▸ **What the task asks**
Pictures aside, repeat every entry exactly.
** Start of Input data **
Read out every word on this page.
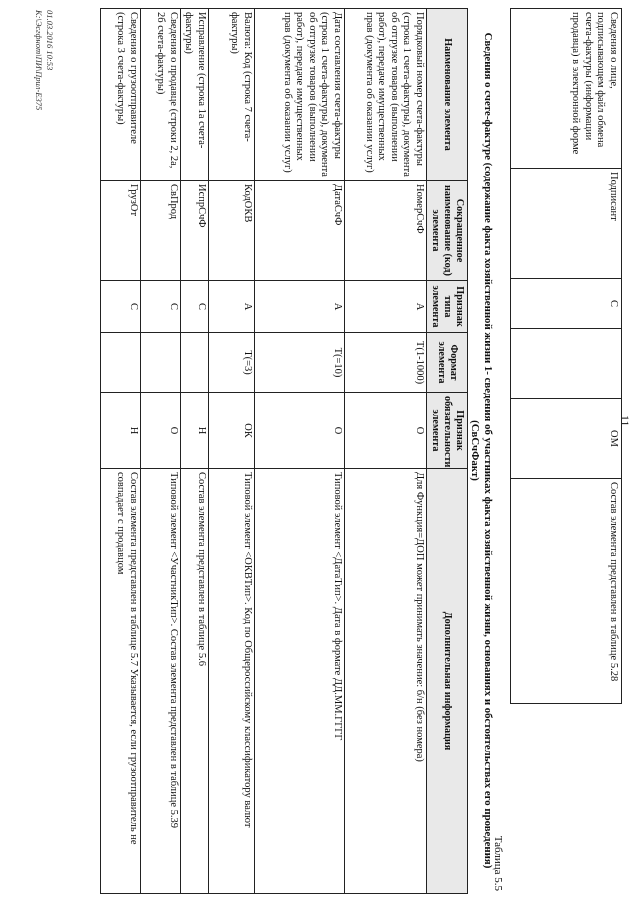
11
Сведения о лице, подписывающем файл обмена счета-фактуры (информации продавца) в электронной форме	Подписант	С		ОМ	Состав элемента представлен в таблице 5.28
Таблица 5.5
Сведения о счете-фактуре (содержание факта хозяйственной жизни 1- сведения об участниках факта хозяйственной жизни, основаниях и обстоятельствах его проведения) (СвСчФакт)
Наименование элемента	Сокращенное наименование (код) элемента	Признак типа элемента	Формат элемента	Признак обязательности элемента	Дополнительная информация
Порядковый номер счета-фактуры (строка 1 счета-фактуры), документа об отгрузке товаров (выполнении работ), передаче имущественных прав (документа об оказании услуг)	НомерСчФ	А	T(1-1000)	О	Для Функция=ДОП может принимать значение: б/н (без номера)
Дата составления счета-фактуры (строка 1 счета-фактуры), документа об отгрузке товаров (выполнении работ), передаче имущественных прав (документа об оказании услуг)	ДатаСчФ	А	T(=10)	О	Типовой элемент <ДатаТип>. Дата в формате ДД.ММ.ГГГГ
Валюта: Код (строка 7 счета-фактуры)	КодОКВ	А	T(=3)	ОК	Типовой элемент <ОКВТип>. Код по Общероссийскому классификатору валют
Исправление (строка 1а счета-фактуры)	ИспрСчФ	С		Н	Состав элемента представлен в таблице 5.6
Сведения о продавце (строки 2, 2а, 2б счета-фактуры)	СвПрод	С		О	Типовой элемент <УчастникТип>. Состав элемента представлен в таблице 5.39
Сведения о грузоотправителе (строка 3 счета-фактуры)	ГрузОт	С		Н	Состав элемента представлен в таблице 5.7 Указывается, если грузоотправитель не совпадает с продавцом
01.03.2016 10:53
К:\Эсгфнот\ПИ\Прил-E375
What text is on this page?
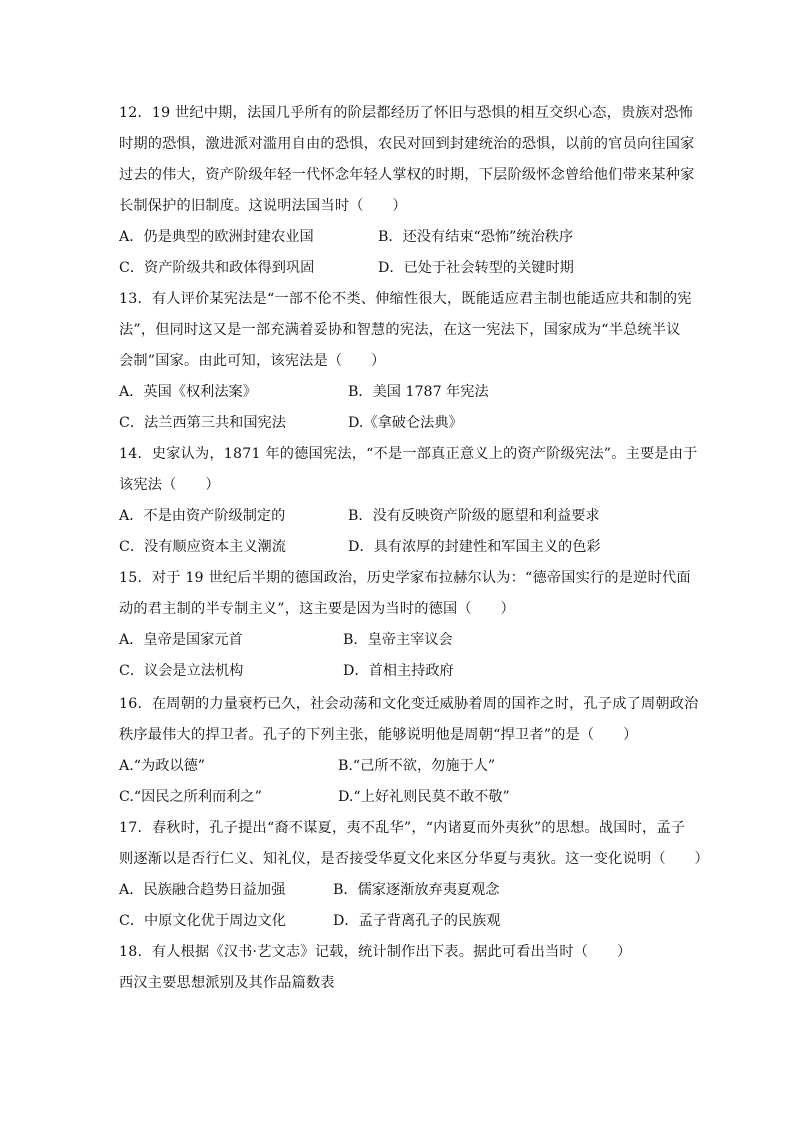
12．19 世纪中期，法国几乎所有的阶层都经历了怀旧与恐惧的相互交织心态，贵族对恐怖
时期的恐惧，激进派对滥用自由的恐惧，农民对回到封建统治的恐惧，以前的官员向往国家
过去的伟大，资产阶级年轻一代怀念年轻人掌权的时期，下层阶级怀念曾给他们带来某种家
长制保护的旧制度。这说明法国当时（　　）
A．仍是典型的欧洲封建农业国	B．还没有结束“恐怖”统治秩序
C．资产阶级共和政体得到巩固	D．已处于社会转型的关键时期
13．有人评价某宪法是“一部不伦不类、伸缩性很大，既能适应君主制也能适应共和制的宪
法”，但同时这又是一部充满着妥协和智慧的宪法，在这一宪法下，国家成为“半总统半议
会制”国家。由此可知，该宪法是（　　）
A．英国《权利法案》	B．美国 1787 年宪法
C．法兰西第三共和国宪法	D.《拿破仑法典》
14．史家认为，1871 年的德国宪法，“不是一部真正意义上的资产阶级宪法”。主要是由于
该宪法（　　）
A．不是由资产阶级制定的	B．没有反映资产阶级的愿望和利益要求
C．没有顺应资本主义潮流	D．具有浓厚的封建性和军国主义的色彩
15．对于 19 世纪后半期的德国政治，历史学家布拉赫尔认为：“德帝国实行的是逆时代面
动的君主制的半专制主义”，这主要是因为当时的德国（　　）
A．皇帝是国家元首	B．皇帝主宰议会
C．议会是立法机构	D．首相主持政府
16．在周朝的力量衰朽已久，社会动荡和文化变迁威胁着周的国祚之时，孔子成了周朝政治
秩序最伟大的捍卫者。孔子的下列主张，能够说明他是周朝“捍卫者”的是（　　）
A.“为政以德”	B.“己所不欲，勿施于人”
C.“因民之所利而利之”	D.“上好礼则民莫不敢不敬”
17．春秋时，孔子提出“裔不谋夏，夷不乱华”，“内诸夏而外夷狄”的思想。战国时，孟子
则逐渐以是否行仁义、知礼仪，是否接受华夏文化来区分华夏与夷狄。这一变化说明（　　）
A．民族融合趋势日益加强	B．儒家逐渐放弃夷夏观念
C．中原文化优于周边文化	D．孟子背离孔子的民族观
18．有人根据《汉书·艺文志》记载，统计制作出下表。据此可看出当时（　　）
西汉主要思想派别及其作品篇数表
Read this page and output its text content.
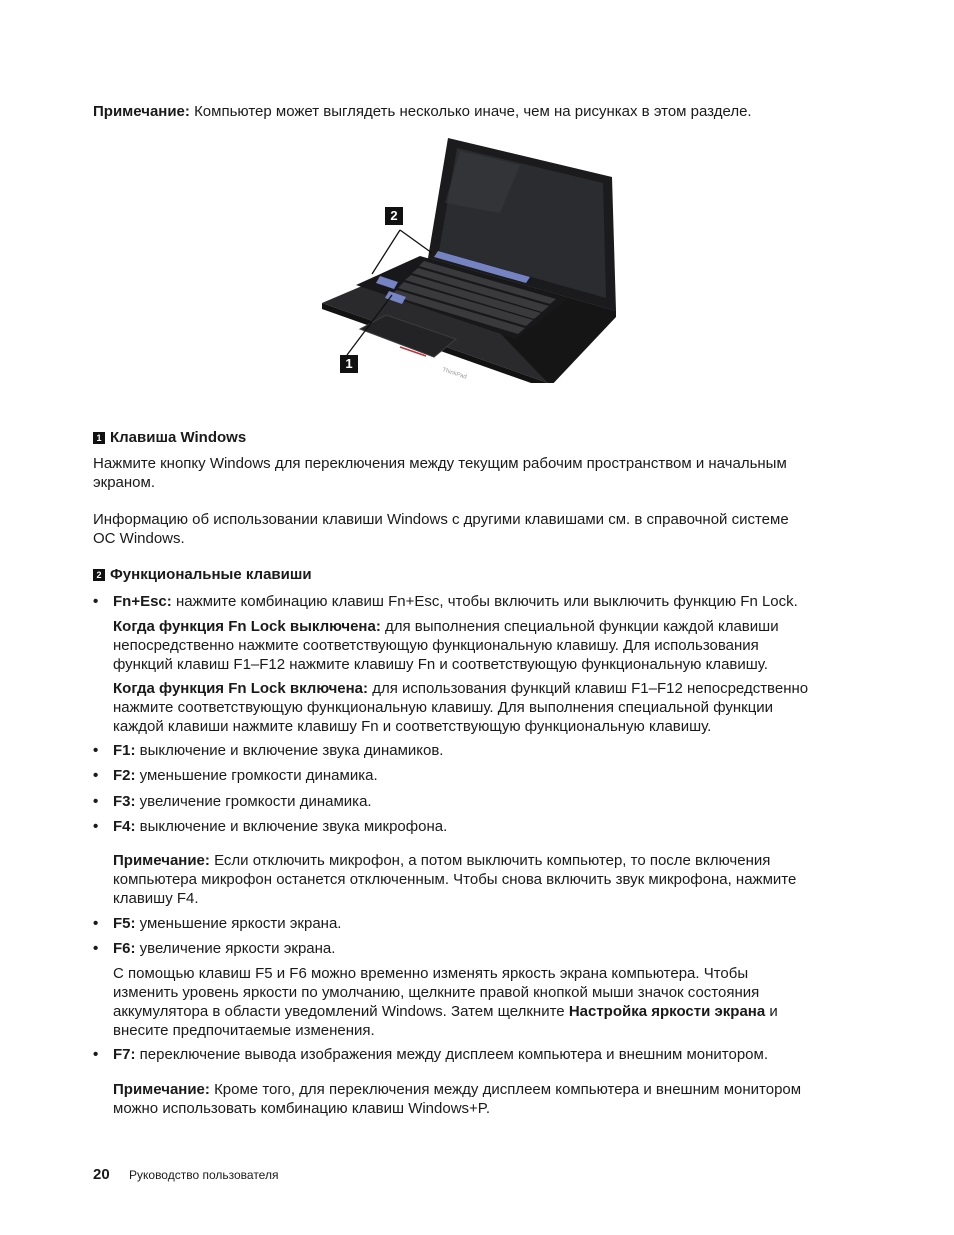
Примечание: Компьютер может выглядеть несколько иначе, чем на рисунках в этом разделе.
ThinkPad
2
1
1 Клавиша Windows
Нажмите кнопку Windows для переключения между текущим рабочим пространством и начальным
экраном.
Информацию об использовании клавиши Windows с другими клавишами см. в справочной системе
ОС Windows.
2 Функциональные клавиши
• Fn+Esc: нажмите комбинацию клавиш Fn+Esc, чтобы включить или выключить функцию Fn Lock.
Когда функция Fn Lock выключена: для выполнения специальной функции каждой клавиши
непосредственно нажмите соответствующую функциональную клавишу. Для использования
функций клавиш F1–F12 нажмите клавишу Fn и соответствующую функциональную клавишу.
Когда функция Fn Lock включена: для использования функций клавиш F1–F12 непосредственно
нажмите соответствующую функциональную клавишу. Для выполнения специальной функции
каждой клавиши нажмите клавишу Fn и соответствующую функциональную клавишу.
• F1: выключение и включение звука динамиков.
• F2: уменьшение громкости динамика.
• F3: увеличение громкости динамика.
• F4: выключение и включение звука микрофона.
Примечание: Если отключить микрофон, а потом выключить компьютер, то после включения
компьютера микрофон останется отключенным. Чтобы снова включить звук микрофона, нажмите
клавишу F4.
• F5: уменьшение яркости экрана.
• F6: увеличение яркости экрана.
С помощью клавиш F5 и F6 можно временно изменять яркость экрана компьютера. Чтобы
изменить уровень яркости по умолчанию, щелкните правой кнопкой мыши значок состояния
аккумулятора в области уведомлений Windows. Затем щелкните Настройка яркости экрана и
внесите предпочитаемые изменения.
• F7: переключение вывода изображения между дисплеем компьютера и внешним монитором.
Примечание: Кроме того, для переключения между дисплеем компьютера и внешним монитором
можно использовать комбинацию клавиш Windows+P.
20 Руководство пользователя
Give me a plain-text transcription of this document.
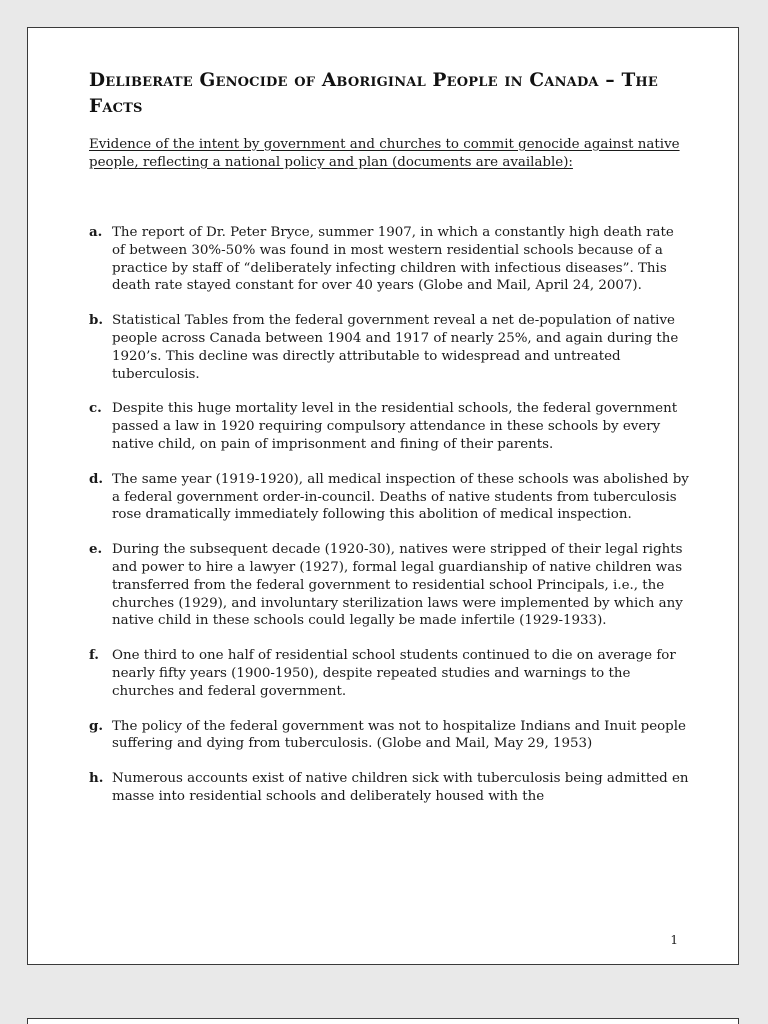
Deliberate Genocide of Aboriginal People in Canada – The Facts

Evidence of the intent by government and churches to commit genocide against native people, reflecting a national policy and plan (documents are available):

a. The report of Dr. Peter Bryce, summer 1907, in which a constantly high death rate of between 30%-50% was found in most western residential schools because of a practice by staff of “deliberately infecting children with infectious diseases”. This death rate stayed constant for over 40 years (Globe and Mail, April 24, 2007).
b. Statistical Tables from the federal government reveal a net de-population of native people across Canada between 1904 and 1917 of nearly 25%, and again during the 1920’s. This decline was directly attributable to widespread and untreated tuberculosis.
c. Despite this huge mortality level in the residential schools, the federal government passed a law in 1920 requiring compulsory attendance in these schools by every native child, on pain of imprisonment and fining of their parents.
d. The same year (1919-1920), all medical inspection of these schools was abolished by a federal government order-in-council. Deaths of native students from tuberculosis rose dramatically immediately following this abolition of medical inspection.
e. During the subsequent decade (1920-30), natives were stripped of their legal rights and power to hire a lawyer (1927), formal legal guardianship of native children was transferred from the federal government to residential school Principals, i.e., the churches (1929), and involuntary sterilization laws were implemented by which any native child in these schools could legally be made infertile (1929-1933).
f. One third to one half of residential school students continued to die on average for nearly fifty years (1900-1950), despite repeated studies and warnings to the churches and federal government.
g. The policy of the federal government was not to hospitalize Indians and Inuit people suffering and dying from tuberculosis. (Globe and Mail, May 29, 1953)
h. Numerous accounts exist of native children sick with tuberculosis being admitted en masse into residential schools and deliberately housed with the
1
** End of Input data **
▸ **Solution to this task**
Read out every word on this page.
11
Сведения о лице, подписывающем файл обмена счета-фактуры (информации продавца) в электронной форме	Подписант	С		ОМ	Состав элемента представлен в таблице 5.28
Таблица 5.5
Сведения о счете-фактуре (содержание факта хозяйственной жизни 1- сведения об участниках факта хозяйственной жизни, основаниях и обстоятельствах его проведения) (СвСчФакт)
Наименование элемента	Сокращенное наименование (код) элемента	Признак типа элемента	Формат элемента	Признак обязательности элемента	Дополнительная информация
Порядковый номер счета-фактуры (строка 1 счета-фактуры), документа об отгрузке товаров (выполнении работ), передаче имущественных прав (документа об оказании услуг)	НомерСчФ	А	T(1-1000)	О	Для Функция=ДОП может принимать значение: б/н (без номера)
Дата составления счета-фактуры (строка 1 счета-фактуры), документа об отгрузке товаров (выполнении работ), передаче имущественных прав (документа об оказании услуг)	ДатаСчФ	А	T(=10)	О	Типовой элемент <ДатаТип>. Дата в формате ДД.ММ.ГГГГ
Валюта: Код (строка 7 счета-фактуры)	КодОКВ	А	T(=3)	ОК	Типовой элемент <ОКВТип>. Код по Общероссийскому классификатору валют
Исправление (строка 1а счета-фактуры)	ИспрСчФ	С		Н	Состав элемента представлен в таблице 5.6
Сведения о продавце (строки 2, 2а, 2б счета-фактуры)	СвПрод	С		О	Типовой элемент <УчастникТип>. Состав элемента представлен в таблице 5.39
Сведения о грузоотправителе (строка 3 счета-фактуры)	ГрузОт	С		Н	Состав элемента представлен в таблице 5.7 Указывается, если грузоотправитель не совпадает с продавцом
01.03.2016 10:53
К:\Эсгфнот\ПИ\Прил-E375
What text is on this page?
12．19 世纪中期，法国几乎所有的阶层都经历了怀旧与恐惧的相互交织心态，贵族对恐怖
时期的恐惧，激进派对滥用自由的恐惧，农民对回到封建统治的恐惧，以前的官员向往国家
过去的伟大，资产阶级年轻一代怀念年轻人掌权的时期，下层阶级怀念曾给他们带来某种家
长制保护的旧制度。这说明法国当时（　　）
A．仍是典型的欧洲封建农业国	B．还没有结束“恐怖”统治秩序
C．资产阶级共和政体得到巩固	D．已处于社会转型的关键时期
13．有人评价某宪法是“一部不伦不类、伸缩性很大，既能适应君主制也能适应共和制的宪
法”，但同时这又是一部充满着妥协和智慧的宪法，在这一宪法下，国家成为“半总统半议
会制”国家。由此可知，该宪法是（　　）
A．英国《权利法案》	B．美国 1787 年宪法
C．法兰西第三共和国宪法	D.《拿破仑法典》
14．史家认为，1871 年的德国宪法，“不是一部真正意义上的资产阶级宪法”。主要是由于
该宪法（　　）
A．不是由资产阶级制定的	B．没有反映资产阶级的愿望和利益要求
C．没有顺应资本主义潮流	D．具有浓厚的封建性和军国主义的色彩
15．对于 19 世纪后半期的德国政治，历史学家布拉赫尔认为：“德帝国实行的是逆时代面
动的君主制的半专制主义”，这主要是因为当时的德国（　　）
A．皇帝是国家元首	B．皇帝主宰议会
C．议会是立法机构	D．首相主持政府
16．在周朝的力量衰朽已久，社会动荡和文化变迁威胁着周的国祚之时，孔子成了周朝政治
秩序最伟大的捍卫者。孔子的下列主张，能够说明他是周朝“捍卫者”的是（　　）
A.“为政以德”	B.“己所不欲，勿施于人”
C.“因民之所利而利之”	D.“上好礼则民莫不敢不敬”
17．春秋时，孔子提出“裔不谋夏，夷不乱华”，“内诸夏而外夷狄”的思想。战国时，孟子
则逐渐以是否行仁义、知礼仪，是否接受华夏文化来区分华夏与夷狄。这一变化说明（　　）
A．民族融合趋势日益加强	B．儒家逐渐放弃夷夏观念
C．中原文化优于周边文化	D．孟子背离孔子的民族观
18．有人根据《汉书·艺文志》记载，统计制作出下表。据此可看出当时（　　）
西汉主要思想派别及其作品篇数表
Read this page and output its text content.
Примечание: Компьютер может выглядеть несколько иначе, чем на рисунках в этом разделе.
ThinkPad
2
1
1 Клавиша Windows
Нажмите кнопку Windows для переключения между текущим рабочим пространством и начальным
экраном.
Информацию об использовании клавиши Windows с другими клавишами см. в справочной системе
ОС Windows.
2 Функциональные клавиши
• Fn+Esc: нажмите комбинацию клавиш Fn+Esc, чтобы включить или выключить функцию Fn Lock.
Когда функция Fn Lock выключена: для выполнения специальной функции каждой клавиши
непосредственно нажмите соответствующую функциональную клавишу. Для использования
функций клавиш F1–F12 нажмите клавишу Fn и соответствующую функциональную клавишу.
Когда функция Fn Lock включена: для использования функций клавиш F1–F12 непосредственно
нажмите соответствующую функциональную клавишу. Для выполнения специальной функции
каждой клавиши нажмите клавишу Fn и соответствующую функциональную клавишу.
• F1: выключение и включение звука динамиков.
• F2: уменьшение громкости динамика.
• F3: увеличение громкости динамика.
• F4: выключение и включение звука микрофона.
Примечание: Если отключить микрофон, а потом выключить компьютер, то после включения
компьютера микрофон останется отключенным. Чтобы снова включить звук микрофона, нажмите
клавишу F4.
• F5: уменьшение яркости экрана.
• F6: увеличение яркости экрана.
С помощью клавиш F5 и F6 можно временно изменять яркость экрана компьютера. Чтобы
изменить уровень яркости по умолчанию, щелкните правой кнопкой мыши значок состояния
аккумулятора в области уведомлений Windows. Затем щелкните Настройка яркости экрана и
внесите предпочитаемые изменения.
• F7: переключение вывода изображения между дисплеем компьютера и внешним монитором.
Примечание: Кроме того, для переключения между дисплеем компьютера и внешним монитором
можно использовать комбинацию клавиш Windows+P.
20 Руководство пользователя
Give me a plain-text transcription of this document.
Deliberate Genocide of Aboriginal People in Canada – The Facts

Evidence of the intent by government and churches to commit genocide against native people, reflecting a national policy and plan (documents are available):

a. The report of Dr. Peter Bryce, summer 1907, in which a constantly high death rate of between 30%-50% was found in most western residential schools because of a practice by staff of “deliberately infecting children with infectious diseases”. This death rate stayed constant for over 40 years (Globe and Mail, April 24, 2007).
b. Statistical Tables from the federal government reveal a net de-population of native people across Canada between 1904 and 1917 of nearly 25%, and again during the 1920’s. This decline was directly attributable to widespread and untreated tuberculosis.
c. Despite this huge mortality level in the residential schools, the federal government passed a law in 1920 requiring compulsory attendance in these schools by every native child, on pain of imprisonment and fining of their parents.
d. The same year (1919-1920), all medical inspection of these schools was abolished by a federal government order-in-council. Deaths of native students from tuberculosis rose dramatically immediately following this abolition of medical inspection.
e. During the subsequent decade (1920-30), natives were stripped of their legal rights and power to hire a lawyer (1927), formal legal guardianship of native children was transferred from the federal government to residential school Principals, i.e., the churches (1929), and involuntary sterilization laws were implemented by which any native child in these schools could legally be made infertile (1929-1933).
f. One third to one half of residential school students continued to die on average for nearly fifty years (1900-1950), despite repeated studies and warnings to the churches and federal government.
g. The policy of the federal government was not to hospitalize Indians and Inuit people suffering and dying from tuberculosis. (Globe and Mail, May 29, 1953)
h. Numerous accounts exist of native children sick with tuberculosis being admitted en masse into residential schools and deliberately housed with the
1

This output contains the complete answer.